**WHAT TO PRODUCE:** Copy out every line of the records where the string "xlabel" occurs.

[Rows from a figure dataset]
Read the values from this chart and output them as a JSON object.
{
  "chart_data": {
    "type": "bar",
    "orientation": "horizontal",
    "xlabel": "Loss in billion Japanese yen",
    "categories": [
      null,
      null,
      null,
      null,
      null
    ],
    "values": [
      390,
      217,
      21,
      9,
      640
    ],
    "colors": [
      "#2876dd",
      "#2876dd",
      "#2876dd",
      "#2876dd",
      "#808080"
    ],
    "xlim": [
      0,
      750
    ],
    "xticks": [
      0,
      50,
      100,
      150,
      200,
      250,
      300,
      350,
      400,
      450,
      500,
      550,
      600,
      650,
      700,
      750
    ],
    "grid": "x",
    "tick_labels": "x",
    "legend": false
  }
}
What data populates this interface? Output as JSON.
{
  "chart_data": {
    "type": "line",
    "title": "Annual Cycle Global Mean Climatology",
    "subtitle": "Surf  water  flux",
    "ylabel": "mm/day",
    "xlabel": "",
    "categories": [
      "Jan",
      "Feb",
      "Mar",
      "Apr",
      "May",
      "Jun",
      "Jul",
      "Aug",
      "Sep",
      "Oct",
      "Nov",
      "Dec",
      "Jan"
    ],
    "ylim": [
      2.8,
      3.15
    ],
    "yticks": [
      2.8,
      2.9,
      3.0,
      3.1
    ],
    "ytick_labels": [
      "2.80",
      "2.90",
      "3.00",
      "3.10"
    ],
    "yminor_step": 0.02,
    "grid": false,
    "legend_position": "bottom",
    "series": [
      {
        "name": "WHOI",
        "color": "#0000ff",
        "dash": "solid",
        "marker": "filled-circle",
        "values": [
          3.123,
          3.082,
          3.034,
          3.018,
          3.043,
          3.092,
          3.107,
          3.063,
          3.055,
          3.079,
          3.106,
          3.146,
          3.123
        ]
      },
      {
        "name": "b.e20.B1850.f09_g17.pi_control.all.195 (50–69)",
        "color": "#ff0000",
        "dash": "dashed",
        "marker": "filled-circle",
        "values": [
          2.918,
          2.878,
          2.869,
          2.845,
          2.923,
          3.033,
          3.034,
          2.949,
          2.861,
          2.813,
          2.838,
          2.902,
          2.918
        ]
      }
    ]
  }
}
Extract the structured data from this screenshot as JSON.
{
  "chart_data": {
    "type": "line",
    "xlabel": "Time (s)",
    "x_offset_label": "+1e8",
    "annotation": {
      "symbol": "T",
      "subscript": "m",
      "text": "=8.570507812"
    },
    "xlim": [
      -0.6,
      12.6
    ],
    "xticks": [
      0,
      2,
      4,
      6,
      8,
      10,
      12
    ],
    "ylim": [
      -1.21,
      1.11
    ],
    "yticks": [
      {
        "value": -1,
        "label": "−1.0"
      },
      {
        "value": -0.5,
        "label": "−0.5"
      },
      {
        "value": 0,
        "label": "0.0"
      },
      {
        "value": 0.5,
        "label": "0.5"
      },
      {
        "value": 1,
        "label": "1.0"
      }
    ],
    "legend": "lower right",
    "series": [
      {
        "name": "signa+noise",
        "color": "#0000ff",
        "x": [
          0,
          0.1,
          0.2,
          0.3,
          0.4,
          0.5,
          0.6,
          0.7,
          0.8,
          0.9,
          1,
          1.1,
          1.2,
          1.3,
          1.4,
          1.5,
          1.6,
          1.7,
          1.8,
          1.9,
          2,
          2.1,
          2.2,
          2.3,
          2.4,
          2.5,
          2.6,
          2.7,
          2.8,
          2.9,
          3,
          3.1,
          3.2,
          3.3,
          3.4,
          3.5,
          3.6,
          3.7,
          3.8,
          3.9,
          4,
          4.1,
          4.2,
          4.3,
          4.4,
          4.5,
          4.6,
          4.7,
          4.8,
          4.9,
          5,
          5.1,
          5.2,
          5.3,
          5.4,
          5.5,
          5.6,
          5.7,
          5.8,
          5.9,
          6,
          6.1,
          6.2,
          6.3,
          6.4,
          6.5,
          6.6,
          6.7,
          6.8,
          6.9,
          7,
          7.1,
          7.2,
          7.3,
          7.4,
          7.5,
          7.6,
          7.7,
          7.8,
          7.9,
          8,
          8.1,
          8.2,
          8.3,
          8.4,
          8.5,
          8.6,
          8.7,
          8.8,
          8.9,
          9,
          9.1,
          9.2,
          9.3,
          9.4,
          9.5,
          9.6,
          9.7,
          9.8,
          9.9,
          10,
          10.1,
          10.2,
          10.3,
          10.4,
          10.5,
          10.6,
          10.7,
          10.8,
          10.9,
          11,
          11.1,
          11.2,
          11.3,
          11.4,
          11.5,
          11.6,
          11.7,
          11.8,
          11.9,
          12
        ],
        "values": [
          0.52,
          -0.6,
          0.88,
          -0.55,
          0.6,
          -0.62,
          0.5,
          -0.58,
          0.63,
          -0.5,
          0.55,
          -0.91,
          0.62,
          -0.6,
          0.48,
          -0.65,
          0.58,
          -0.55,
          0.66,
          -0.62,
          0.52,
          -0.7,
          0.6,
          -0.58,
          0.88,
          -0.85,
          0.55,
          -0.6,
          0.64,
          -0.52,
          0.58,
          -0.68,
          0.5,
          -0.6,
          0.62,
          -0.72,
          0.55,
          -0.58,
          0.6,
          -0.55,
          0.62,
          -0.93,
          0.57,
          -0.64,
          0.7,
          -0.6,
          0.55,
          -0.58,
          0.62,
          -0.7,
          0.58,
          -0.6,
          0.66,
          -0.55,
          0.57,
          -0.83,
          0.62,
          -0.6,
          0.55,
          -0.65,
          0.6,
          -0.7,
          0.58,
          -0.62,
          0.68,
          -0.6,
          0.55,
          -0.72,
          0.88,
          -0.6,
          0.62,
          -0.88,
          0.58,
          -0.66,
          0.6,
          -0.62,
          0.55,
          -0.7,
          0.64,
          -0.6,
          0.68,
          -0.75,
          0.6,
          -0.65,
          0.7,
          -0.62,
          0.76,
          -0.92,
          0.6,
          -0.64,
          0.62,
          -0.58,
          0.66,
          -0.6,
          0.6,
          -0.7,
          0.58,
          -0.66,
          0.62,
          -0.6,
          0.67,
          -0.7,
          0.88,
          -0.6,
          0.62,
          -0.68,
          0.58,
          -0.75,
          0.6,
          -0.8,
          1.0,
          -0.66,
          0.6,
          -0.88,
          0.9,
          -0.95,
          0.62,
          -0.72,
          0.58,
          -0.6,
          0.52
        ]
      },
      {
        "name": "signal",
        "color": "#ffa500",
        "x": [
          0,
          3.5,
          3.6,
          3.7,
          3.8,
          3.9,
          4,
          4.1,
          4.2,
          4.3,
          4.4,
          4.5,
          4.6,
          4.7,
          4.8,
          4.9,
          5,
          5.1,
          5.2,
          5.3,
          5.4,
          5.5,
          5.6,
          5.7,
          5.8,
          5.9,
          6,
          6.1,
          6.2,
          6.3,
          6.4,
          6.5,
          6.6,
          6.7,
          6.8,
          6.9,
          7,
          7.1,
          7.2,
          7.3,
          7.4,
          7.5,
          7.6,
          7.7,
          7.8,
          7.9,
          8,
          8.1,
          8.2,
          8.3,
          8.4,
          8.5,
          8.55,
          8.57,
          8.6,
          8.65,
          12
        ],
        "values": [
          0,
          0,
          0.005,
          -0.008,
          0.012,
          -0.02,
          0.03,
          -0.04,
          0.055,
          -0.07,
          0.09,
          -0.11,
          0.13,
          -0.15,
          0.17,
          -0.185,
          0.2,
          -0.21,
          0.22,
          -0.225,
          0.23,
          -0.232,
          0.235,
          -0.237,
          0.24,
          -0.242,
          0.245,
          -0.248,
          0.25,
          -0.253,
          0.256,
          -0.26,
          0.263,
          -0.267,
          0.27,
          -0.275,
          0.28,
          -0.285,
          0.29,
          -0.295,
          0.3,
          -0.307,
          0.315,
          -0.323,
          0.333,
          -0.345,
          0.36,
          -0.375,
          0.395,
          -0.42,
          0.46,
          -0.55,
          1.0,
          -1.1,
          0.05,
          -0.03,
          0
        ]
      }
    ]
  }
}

**RESPONSE:**
    "xlabel": "Loss in billion Japanese yen",
    "xlabel": "",
    "xlabel": "Time (s)",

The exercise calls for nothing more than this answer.